> [Exercise input]
▬▬▬▬▬▬▬▬▬▬
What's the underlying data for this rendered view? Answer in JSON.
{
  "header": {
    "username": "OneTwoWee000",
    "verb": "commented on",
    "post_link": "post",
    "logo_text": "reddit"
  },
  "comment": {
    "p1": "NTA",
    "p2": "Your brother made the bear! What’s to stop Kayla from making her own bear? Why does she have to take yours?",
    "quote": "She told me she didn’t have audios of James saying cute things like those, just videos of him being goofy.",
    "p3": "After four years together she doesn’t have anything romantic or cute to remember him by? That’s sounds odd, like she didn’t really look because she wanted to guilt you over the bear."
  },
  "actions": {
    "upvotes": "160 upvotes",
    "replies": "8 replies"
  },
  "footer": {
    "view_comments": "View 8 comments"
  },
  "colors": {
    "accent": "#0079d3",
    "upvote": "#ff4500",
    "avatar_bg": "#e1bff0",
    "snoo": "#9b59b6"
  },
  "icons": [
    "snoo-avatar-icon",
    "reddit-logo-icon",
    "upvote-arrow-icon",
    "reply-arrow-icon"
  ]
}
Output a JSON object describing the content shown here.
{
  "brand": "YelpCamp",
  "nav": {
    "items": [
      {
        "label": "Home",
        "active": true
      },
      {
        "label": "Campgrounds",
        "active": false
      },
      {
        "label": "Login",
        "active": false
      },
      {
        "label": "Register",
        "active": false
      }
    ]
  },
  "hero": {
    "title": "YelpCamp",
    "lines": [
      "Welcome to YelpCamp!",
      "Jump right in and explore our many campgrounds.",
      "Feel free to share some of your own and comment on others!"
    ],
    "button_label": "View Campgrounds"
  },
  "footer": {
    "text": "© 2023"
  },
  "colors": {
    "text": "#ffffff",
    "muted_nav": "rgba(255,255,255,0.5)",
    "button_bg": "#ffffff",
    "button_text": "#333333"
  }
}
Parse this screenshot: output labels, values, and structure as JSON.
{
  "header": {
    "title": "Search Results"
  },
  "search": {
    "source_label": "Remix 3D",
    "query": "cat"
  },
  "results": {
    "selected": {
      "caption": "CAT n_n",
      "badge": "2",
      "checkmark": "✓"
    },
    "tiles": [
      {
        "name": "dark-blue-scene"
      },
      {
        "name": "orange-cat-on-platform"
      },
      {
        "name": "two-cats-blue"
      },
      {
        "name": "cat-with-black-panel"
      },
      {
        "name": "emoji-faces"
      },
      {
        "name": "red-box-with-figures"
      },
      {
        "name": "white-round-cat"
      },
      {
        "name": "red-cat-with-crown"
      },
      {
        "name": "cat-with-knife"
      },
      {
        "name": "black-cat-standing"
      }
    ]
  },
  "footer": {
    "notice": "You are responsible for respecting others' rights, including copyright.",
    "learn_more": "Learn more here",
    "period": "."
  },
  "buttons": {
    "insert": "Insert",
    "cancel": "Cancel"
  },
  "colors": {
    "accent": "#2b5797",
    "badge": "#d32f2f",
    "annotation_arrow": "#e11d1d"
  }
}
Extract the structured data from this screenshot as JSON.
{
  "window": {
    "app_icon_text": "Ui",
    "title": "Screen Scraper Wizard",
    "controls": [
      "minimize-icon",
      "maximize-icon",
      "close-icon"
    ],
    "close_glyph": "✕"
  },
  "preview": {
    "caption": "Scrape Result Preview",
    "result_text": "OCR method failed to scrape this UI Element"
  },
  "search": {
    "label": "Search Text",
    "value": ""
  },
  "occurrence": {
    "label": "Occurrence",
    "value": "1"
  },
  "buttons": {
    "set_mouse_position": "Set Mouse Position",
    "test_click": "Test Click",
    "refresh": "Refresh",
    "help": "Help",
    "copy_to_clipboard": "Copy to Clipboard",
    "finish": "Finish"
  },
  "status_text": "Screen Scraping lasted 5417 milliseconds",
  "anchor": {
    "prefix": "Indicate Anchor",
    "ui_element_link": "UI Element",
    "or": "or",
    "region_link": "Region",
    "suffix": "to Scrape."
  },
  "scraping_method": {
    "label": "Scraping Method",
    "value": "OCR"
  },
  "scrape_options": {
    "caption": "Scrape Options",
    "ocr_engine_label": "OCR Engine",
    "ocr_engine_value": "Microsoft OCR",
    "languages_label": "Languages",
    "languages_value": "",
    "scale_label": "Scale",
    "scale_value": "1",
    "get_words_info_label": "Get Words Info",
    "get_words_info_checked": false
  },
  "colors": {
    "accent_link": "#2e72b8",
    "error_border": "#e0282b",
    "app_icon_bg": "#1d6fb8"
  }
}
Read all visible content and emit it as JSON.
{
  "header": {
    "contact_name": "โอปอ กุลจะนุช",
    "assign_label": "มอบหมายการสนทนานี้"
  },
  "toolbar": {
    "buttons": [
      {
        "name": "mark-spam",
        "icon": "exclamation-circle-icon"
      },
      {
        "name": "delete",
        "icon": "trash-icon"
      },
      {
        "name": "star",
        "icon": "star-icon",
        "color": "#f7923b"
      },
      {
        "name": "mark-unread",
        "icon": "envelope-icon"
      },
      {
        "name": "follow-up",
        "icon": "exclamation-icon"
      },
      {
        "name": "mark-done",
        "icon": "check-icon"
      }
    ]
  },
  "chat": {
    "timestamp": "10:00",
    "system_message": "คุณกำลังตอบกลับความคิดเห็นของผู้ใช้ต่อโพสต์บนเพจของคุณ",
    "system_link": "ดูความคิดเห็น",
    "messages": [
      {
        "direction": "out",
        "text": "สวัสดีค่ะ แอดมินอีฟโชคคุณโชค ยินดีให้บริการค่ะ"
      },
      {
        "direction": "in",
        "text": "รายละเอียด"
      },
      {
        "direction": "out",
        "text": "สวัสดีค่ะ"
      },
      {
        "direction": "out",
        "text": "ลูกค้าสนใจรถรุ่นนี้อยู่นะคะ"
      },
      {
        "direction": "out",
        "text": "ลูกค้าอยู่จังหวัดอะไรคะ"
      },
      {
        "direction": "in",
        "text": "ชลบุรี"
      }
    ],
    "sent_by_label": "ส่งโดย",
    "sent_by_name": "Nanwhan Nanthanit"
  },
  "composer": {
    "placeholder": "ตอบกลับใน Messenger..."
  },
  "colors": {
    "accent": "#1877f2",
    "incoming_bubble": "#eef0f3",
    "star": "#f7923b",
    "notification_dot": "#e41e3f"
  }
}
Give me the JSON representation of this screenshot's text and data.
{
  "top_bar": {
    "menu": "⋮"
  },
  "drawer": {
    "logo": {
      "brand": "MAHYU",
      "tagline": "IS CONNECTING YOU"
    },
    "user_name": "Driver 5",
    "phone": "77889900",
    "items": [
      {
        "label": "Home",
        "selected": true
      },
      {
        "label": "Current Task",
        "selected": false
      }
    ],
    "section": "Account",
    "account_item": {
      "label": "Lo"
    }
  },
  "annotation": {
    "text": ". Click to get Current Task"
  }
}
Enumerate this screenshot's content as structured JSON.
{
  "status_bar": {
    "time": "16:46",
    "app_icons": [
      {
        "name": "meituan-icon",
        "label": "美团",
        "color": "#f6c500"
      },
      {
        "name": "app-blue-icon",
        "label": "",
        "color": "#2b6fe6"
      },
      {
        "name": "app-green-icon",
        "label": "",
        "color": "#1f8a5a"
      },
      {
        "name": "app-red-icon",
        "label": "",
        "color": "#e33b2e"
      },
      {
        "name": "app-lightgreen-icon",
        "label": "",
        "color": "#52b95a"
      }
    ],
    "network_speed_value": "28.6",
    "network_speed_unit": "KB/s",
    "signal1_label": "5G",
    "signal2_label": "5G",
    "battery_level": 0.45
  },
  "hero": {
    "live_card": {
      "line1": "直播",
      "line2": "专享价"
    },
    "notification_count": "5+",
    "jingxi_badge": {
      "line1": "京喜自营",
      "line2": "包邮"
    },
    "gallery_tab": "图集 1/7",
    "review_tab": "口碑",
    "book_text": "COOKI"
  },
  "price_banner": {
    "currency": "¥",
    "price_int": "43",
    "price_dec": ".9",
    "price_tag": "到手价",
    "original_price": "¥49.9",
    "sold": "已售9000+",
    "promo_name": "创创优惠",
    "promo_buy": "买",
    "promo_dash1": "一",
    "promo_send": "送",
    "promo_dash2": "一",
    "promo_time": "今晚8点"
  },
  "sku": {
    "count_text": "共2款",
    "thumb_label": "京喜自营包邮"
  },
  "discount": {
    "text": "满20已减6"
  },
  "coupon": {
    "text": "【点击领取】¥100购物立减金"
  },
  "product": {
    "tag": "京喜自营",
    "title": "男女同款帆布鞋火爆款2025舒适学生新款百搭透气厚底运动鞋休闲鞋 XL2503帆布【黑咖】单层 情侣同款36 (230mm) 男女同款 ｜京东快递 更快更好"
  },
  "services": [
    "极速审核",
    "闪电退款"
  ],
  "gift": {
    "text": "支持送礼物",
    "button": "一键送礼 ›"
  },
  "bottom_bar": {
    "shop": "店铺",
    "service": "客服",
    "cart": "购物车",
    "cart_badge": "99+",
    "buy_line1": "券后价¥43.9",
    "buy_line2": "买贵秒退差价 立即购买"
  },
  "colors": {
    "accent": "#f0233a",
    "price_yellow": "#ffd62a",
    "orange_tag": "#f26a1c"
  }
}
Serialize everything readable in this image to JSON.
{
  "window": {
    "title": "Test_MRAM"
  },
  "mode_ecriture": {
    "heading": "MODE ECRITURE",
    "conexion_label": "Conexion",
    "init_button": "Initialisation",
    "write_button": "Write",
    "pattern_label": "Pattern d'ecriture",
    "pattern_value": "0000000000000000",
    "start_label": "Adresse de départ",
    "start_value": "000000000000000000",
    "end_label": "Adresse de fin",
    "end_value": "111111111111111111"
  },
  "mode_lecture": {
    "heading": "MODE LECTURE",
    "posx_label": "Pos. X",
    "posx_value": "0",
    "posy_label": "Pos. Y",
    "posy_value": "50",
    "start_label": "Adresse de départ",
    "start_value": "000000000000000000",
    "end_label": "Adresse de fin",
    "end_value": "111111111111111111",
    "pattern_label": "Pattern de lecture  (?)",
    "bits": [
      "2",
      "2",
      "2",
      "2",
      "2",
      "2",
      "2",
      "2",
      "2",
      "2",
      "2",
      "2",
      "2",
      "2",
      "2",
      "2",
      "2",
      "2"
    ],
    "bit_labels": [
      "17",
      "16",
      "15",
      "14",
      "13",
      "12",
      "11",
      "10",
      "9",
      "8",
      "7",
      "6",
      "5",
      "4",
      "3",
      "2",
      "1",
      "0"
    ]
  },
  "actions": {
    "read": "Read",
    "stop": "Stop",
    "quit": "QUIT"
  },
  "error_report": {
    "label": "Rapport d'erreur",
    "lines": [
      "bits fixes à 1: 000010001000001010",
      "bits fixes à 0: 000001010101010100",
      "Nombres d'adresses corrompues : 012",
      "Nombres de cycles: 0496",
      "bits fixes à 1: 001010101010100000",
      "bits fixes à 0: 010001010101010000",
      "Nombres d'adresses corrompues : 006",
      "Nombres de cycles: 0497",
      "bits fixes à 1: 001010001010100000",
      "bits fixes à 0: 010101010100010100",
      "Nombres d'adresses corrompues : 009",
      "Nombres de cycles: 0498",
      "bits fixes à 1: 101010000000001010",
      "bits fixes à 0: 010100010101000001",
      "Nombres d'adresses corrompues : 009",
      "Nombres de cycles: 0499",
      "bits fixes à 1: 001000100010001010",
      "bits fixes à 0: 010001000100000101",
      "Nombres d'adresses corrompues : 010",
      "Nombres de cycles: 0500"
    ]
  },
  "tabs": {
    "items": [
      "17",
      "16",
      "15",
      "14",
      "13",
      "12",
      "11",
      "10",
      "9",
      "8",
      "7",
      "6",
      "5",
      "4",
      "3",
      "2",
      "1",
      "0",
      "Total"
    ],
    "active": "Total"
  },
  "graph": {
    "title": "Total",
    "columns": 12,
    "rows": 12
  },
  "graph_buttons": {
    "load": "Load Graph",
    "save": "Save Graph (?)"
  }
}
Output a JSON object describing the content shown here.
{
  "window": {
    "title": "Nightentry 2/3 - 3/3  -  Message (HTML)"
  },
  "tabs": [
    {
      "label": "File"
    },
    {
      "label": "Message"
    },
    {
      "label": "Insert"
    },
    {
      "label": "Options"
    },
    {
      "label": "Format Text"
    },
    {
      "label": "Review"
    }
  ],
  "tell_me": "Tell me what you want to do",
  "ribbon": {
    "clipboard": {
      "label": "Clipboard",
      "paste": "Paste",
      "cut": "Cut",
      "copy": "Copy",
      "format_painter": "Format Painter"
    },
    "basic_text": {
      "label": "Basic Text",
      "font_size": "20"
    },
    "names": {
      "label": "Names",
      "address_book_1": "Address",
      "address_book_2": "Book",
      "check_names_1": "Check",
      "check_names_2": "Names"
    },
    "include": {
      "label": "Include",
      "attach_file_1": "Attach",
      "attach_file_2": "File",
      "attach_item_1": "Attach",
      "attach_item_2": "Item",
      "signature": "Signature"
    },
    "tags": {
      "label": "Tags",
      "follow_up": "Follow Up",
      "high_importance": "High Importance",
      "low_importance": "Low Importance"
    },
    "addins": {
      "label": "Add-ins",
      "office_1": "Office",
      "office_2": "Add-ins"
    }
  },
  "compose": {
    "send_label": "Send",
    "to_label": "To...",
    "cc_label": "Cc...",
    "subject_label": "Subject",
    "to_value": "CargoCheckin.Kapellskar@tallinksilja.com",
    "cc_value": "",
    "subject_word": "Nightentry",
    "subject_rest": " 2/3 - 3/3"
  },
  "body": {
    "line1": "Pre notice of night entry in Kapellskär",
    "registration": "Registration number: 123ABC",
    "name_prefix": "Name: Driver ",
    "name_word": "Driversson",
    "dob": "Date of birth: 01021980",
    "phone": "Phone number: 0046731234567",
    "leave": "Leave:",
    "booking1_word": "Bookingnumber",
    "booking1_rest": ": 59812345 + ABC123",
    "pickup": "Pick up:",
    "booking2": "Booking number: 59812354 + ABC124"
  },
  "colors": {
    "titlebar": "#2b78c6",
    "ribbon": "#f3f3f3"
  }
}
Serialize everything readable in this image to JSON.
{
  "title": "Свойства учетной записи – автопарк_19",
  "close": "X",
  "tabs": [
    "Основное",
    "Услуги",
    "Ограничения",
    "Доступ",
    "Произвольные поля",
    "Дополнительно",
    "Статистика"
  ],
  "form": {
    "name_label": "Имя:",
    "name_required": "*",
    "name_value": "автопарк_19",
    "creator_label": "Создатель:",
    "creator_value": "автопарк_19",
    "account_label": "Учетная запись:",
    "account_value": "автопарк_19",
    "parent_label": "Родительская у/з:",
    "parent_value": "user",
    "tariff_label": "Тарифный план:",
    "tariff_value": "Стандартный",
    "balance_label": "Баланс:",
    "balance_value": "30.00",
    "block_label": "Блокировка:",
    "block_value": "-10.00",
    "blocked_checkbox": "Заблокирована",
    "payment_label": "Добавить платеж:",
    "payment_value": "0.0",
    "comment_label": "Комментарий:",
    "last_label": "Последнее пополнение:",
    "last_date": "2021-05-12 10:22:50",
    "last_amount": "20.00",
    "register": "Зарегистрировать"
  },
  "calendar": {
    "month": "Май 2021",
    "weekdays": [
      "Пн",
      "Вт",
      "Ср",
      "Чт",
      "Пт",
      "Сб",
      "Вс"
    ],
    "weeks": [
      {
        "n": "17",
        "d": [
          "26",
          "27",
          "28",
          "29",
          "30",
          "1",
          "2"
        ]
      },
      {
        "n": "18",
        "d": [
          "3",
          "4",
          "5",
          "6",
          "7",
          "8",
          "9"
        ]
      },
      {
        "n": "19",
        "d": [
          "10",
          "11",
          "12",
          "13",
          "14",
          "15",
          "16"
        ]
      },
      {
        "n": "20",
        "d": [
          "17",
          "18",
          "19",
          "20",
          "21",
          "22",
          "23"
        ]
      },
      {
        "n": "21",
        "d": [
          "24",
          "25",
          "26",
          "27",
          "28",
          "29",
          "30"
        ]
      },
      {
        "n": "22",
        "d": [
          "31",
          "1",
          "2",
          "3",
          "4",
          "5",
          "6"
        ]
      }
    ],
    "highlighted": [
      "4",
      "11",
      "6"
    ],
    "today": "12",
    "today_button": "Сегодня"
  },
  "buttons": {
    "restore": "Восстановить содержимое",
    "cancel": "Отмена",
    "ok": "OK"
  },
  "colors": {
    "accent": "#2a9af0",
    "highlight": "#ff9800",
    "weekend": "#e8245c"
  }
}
▬▬▬▬▬▬▬▬▬▬
> [Aim]
Return each line with "screenshot".

> [Problem solution]
Parse this screenshot: output labels, values, and structure as JSON.
Extract the structured data from this screenshot as JSON.
Give me the JSON representation of this screenshot's text and data.
Enumerate this screenshot's content as structured JSON.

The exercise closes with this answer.